VIVE LA VIE !
Après la mort de Jésus, le premier jour de la semaine, Marie-Madeleine se rend au tombeau de grand matin, alors qu'il fait encore sombre. Elle voit que la pierre a été enlevée du tombeau. Elle court donc trouver Simon-Pierre et l'autre disciple, celui que Jésus aimait, et elle leur dit: "On a enlevé le Seigneur de son tombeau, et nous ne savons pas où on l'a mis." Pierre partit donc avec l'autre disciple pour se rendre au tombeau. Ils couraient tous les deux ensemble, mais l'autre disciple courut plus vite que Pierre et arriva le premier au tombeau. En se penchant, il voit que le linceul est resté là ; cependant il n'entre pas. Simon-Pierre, qui le suivait, arrive à son tour. Il entre dans le tombeau, et il regarde le linceul resté là, et le linge qui avait recouvert la tête, non pas posé avec le linceul, mais roulé à part à sa place. C'est alors qu'entra l'autre disciple, lui qui était arrivé le premier au tombeau. Il vit et il crut. Jusque-là, en effet, les disciples ne savaient pas que, d'après les Ecritures, il fallait que Jésus ressuscite d'entre les morts.

#### Données enregistrées:
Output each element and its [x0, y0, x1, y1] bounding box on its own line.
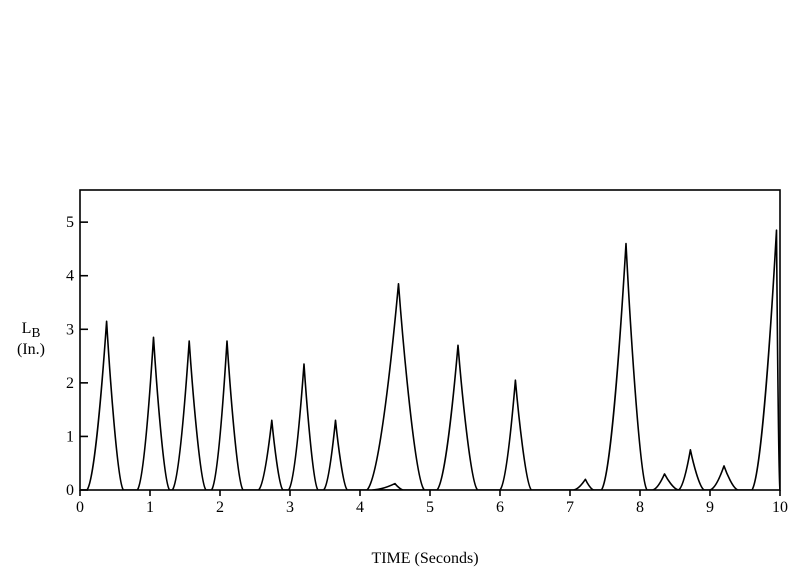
x-tick-label: 0	[76, 499, 84, 516]
x-axis-title: TIME (Seconds)	[60, 550, 790, 568]
x-axis-label: TIME (Seconds)	[371, 550, 478, 567]
y-tick-label: 1	[66, 428, 74, 445]
plot-frame	[80, 190, 780, 490]
x-tick-label: 2	[216, 499, 224, 516]
x-tick-label: 10	[772, 499, 788, 516]
y-tick-label: 0	[66, 482, 74, 499]
x-tick-label: 9	[706, 499, 714, 516]
series-line	[80, 230, 780, 490]
chart-svg: 0 1 2 3 4 5 0 1 2 3 4 5 6 7 8 9 10	[60, 180, 790, 540]
x-tick-label: 3	[286, 499, 294, 516]
x-tick-label: 5	[426, 499, 434, 516]
x-tick-label: 4	[356, 499, 364, 516]
y-axis-title: LB (In.)	[6, 320, 56, 358]
x-tick-label: 8	[636, 499, 644, 516]
y-axis-unit: (In.)	[17, 341, 45, 358]
page: LB (In.) 0 1 2 3 4 5 0 1 2 3 4 5 6 7 8 9 10 TIME (Second…	[0, 0, 806, 582]
y-tick-label: 4	[66, 268, 74, 285]
x-tick-label: 6	[496, 499, 504, 516]
x-tick-label: 7	[566, 499, 574, 516]
y-axis-label: L	[22, 320, 32, 337]
y-tick-label: 3	[66, 321, 74, 338]
x-tick-label: 1	[146, 499, 154, 516]
y-tick-label: 5	[66, 214, 74, 231]
chart: 0 1 2 3 4 5 0 1 2 3 4 5 6 7 8 9 10	[60, 180, 790, 540]
y-tick-label: 2	[66, 375, 74, 392]
y-axis-label-sub: B	[31, 325, 40, 340]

#### Travail à faire:
A. Restituez sans aucune modification les lignes de la liste, depuis celle qui contient « 499, 84, 516] » jusqu'à celle qui contient « 499, 788, 516] », ces deux lignes incluses.
B. Reprenez le récit de la visite au tombeau et poursuivez-le à partir de sa dernière phrase.
Le récit de la visite au tombeau et la liste forment deux documents indépendants l'un de l'autre.

#### Résultats obtenus:
A.
x-tick-label: 0	[76, 499, 84, 516]
x-axis-title: TIME (Seconds)	[60, 550, 790, 568]
x-axis-label: TIME (Seconds)	[371, 550, 478, 567]
y-tick-label: 1	[66, 428, 74, 445]
plot-frame	[80, 190, 780, 490]
x-tick-label: 2	[216, 499, 224, 516]
x-tick-label: 10	[772, 499, 788, 516]

B.
Evangile de Jésus Christ selon saint Jean 20, 1-9 LE SAINT JOUR DE PAQUES oOo La conquète de l'espace.
Je lis, cette semaine, dans les journaux, une information qui peut vous paraître banale : un astronaute français se prépare à partir pour une mission dans le vaisseau spacial en cours de montage. Pour tout le monde maintenant, c'est banal, puisque depuis plusieurs décennies, l'homme va dans l'espace. Pour moi, ce n'est pas banal. Je m'émerveille toujours, je trouve que c'est extraordinaire, cette épopée que vit notre époque : la conquête de l'espace. On aurait dit cela il y a seulement un siècle aux gens qui étaient rassemblés dans les églises, qu'un jour les hommes s'attaqueraient à l'espace, qu'ils iraient non seulement sur la lune, mais sur d'autres planètes, comme le verront probablement les enfants qui m'écoutent, ils auraient été très sceptiques. Et pourtant ! C'était dans le dessein de Dieu, depuis le premier jour de la création, quand il a dit à l'homme de maîtriser l'univers entier.
Et conquète du temps.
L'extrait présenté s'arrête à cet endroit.